WORK INSTRUCTIONS
The entries below should be given again exactly, minus their pictures.

## start ROWS

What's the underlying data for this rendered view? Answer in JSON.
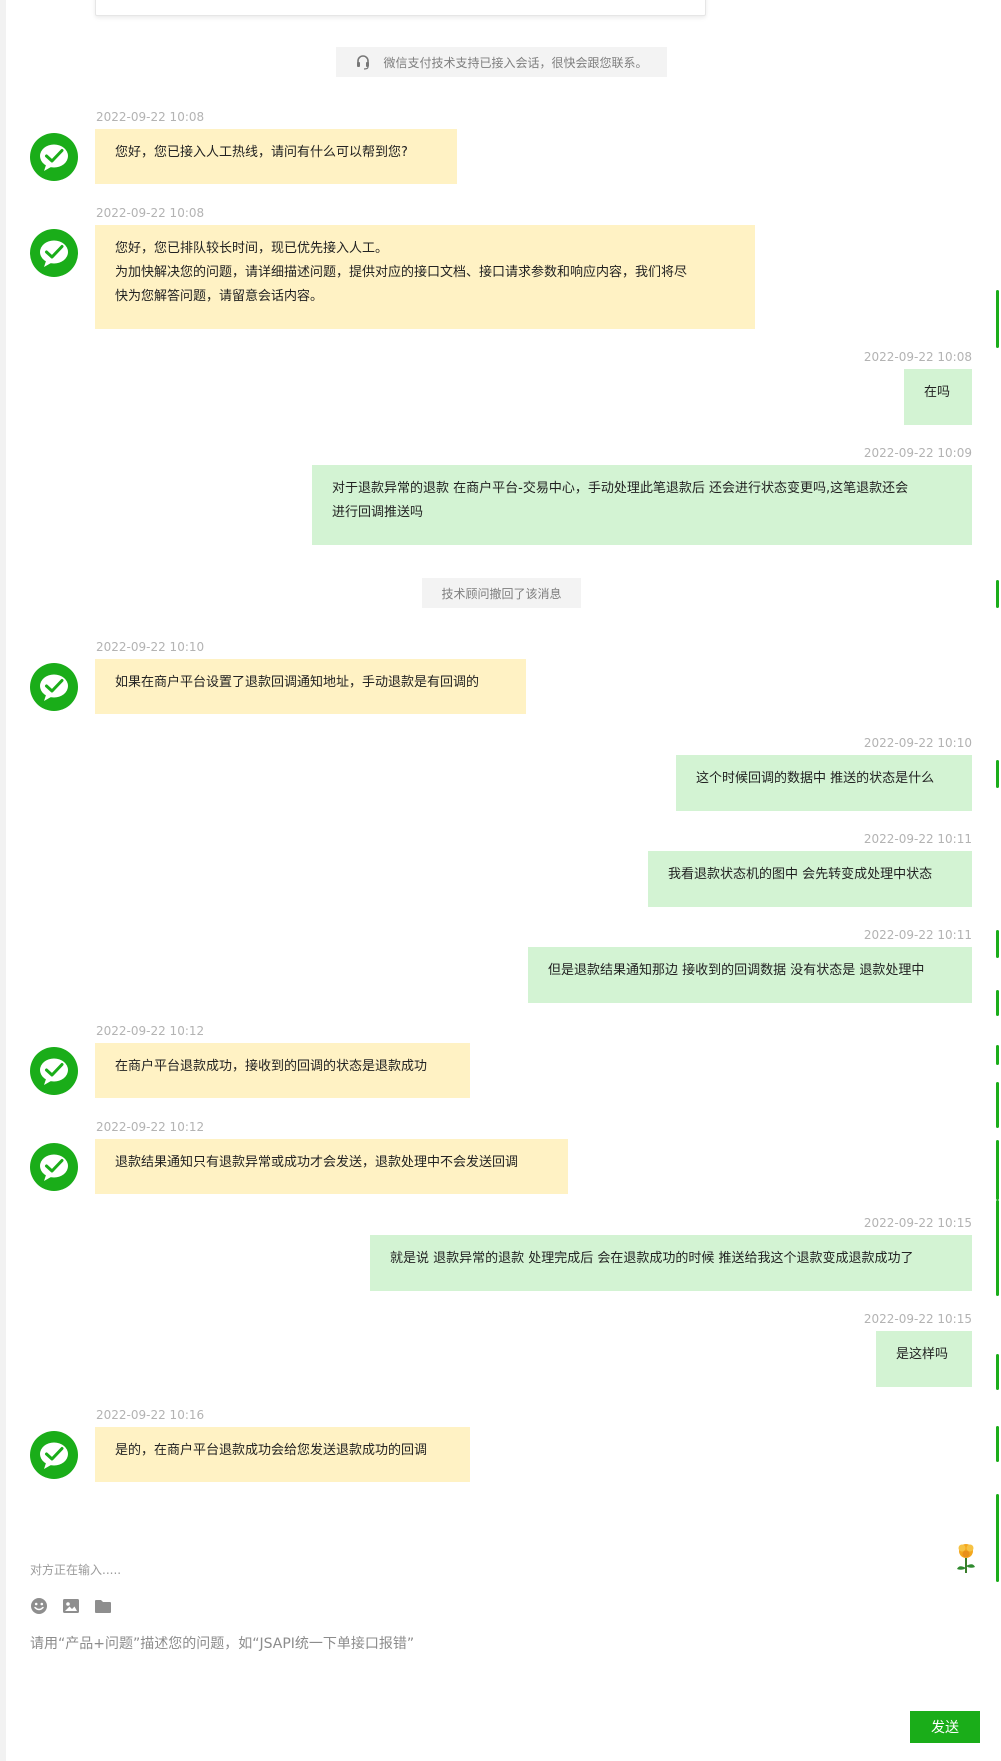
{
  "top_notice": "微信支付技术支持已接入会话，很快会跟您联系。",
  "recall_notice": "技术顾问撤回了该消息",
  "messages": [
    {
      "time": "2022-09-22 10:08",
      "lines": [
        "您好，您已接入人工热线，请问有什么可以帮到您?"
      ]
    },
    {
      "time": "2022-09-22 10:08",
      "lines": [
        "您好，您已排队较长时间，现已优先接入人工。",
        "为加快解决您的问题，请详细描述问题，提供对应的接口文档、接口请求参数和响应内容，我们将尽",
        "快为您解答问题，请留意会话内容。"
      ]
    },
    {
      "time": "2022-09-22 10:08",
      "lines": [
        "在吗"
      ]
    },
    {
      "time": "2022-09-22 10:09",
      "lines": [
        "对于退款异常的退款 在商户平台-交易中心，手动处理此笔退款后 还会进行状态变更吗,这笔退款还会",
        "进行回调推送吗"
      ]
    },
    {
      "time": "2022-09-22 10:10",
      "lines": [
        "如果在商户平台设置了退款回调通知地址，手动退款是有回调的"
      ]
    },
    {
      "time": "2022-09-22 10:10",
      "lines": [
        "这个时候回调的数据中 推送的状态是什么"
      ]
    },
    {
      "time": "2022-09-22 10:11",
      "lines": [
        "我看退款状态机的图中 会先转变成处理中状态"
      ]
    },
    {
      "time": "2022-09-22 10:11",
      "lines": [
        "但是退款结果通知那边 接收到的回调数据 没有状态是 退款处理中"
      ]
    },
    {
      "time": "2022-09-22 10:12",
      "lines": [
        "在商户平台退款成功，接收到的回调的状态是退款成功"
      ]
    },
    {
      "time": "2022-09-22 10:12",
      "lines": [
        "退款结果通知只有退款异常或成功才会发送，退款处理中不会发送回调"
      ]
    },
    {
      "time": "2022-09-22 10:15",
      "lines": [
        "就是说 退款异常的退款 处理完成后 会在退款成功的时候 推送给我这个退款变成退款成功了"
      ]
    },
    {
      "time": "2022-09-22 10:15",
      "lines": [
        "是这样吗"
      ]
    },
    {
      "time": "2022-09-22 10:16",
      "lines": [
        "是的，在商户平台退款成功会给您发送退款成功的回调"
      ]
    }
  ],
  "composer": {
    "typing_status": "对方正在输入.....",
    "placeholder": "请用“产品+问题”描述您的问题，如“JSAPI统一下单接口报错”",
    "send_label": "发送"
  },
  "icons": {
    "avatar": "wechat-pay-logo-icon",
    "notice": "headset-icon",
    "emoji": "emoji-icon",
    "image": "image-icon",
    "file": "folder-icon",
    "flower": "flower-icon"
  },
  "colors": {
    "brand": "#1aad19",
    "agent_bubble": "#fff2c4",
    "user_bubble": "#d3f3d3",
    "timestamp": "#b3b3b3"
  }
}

## end ROWS

REPLY TO THE EXERCISE
What's the underlying data for this rendered view? Answer in JSON.
{
  "top_notice": "微信支付技术支持已接入会话，很快会跟您联系。",
  "recall_notice": "技术顾问撤回了该消息",
  "messages": [
    {
      "time": "2022-09-22 10:08",
      "lines": [
        "您好，您已接入人工热线，请问有什么可以帮到您?"
      ]
    },
    {
      "time": "2022-09-22 10:08",
      "lines": [
        "您好，您已排队较长时间，现已优先接入人工。",
        "为加快解决您的问题，请详细描述问题，提供对应的接口文档、接口请求参数和响应内容，我们将尽",
        "快为您解答问题，请留意会话内容。"
      ]
    },
    {
      "time": "2022-09-22 10:08",
      "lines": [
        "在吗"
      ]
    },
    {
      "time": "2022-09-22 10:09",
      "lines": [
        "对于退款异常的退款 在商户平台-交易中心，手动处理此笔退款后 还会进行状态变更吗,这笔退款还会",
        "进行回调推送吗"
      ]
    },
    {
      "time": "2022-09-22 10:10",
      "lines": [
        "如果在商户平台设置了退款回调通知地址，手动退款是有回调的"
      ]
    },
    {
      "time": "2022-09-22 10:10",
      "lines": [
        "这个时候回调的数据中 推送的状态是什么"
      ]
    },
    {
      "time": "2022-09-22 10:11",
      "lines": [
        "我看退款状态机的图中 会先转变成处理中状态"
      ]
    },
    {
      "time": "2022-09-22 10:11",
      "lines": [
        "但是退款结果通知那边 接收到的回调数据 没有状态是 退款处理中"
      ]
    },
    {
      "time": "2022-09-22 10:12",
      "lines": [
        "在商户平台退款成功，接收到的回调的状态是退款成功"
      ]
    },
    {
      "time": "2022-09-22 10:12",
      "lines": [
        "退款结果通知只有退款异常或成功才会发送，退款处理中不会发送回调"
      ]
    },
    {
      "time": "2022-09-22 10:15",
      "lines": [
        "就是说 退款异常的退款 处理完成后 会在退款成功的时候 推送给我这个退款变成退款成功了"
      ]
    },
    {
      "time": "2022-09-22 10:15",
      "lines": [
        "是这样吗"
      ]
    },
    {
      "time": "2022-09-22 10:16",
      "lines": [
        "是的，在商户平台退款成功会给您发送退款成功的回调"
      ]
    }
  ],
  "composer": {
    "typing_status": "对方正在输入.....",
    "placeholder": "请用“产品+问题”描述您的问题，如“JSAPI统一下单接口报错”",
    "send_label": "发送"
  },
  "icons": {
    "avatar": "wechat-pay-logo-icon",
    "notice": "headset-icon",
    "emoji": "emoji-icon",
    "image": "image-icon",
    "file": "folder-icon",
    "flower": "flower-icon"
  },
  "colors": {
    "brand": "#1aad19",
    "agent_bubble": "#fff2c4",
    "user_bubble": "#d3f3d3",
    "timestamp": "#b3b3b3"
  }
}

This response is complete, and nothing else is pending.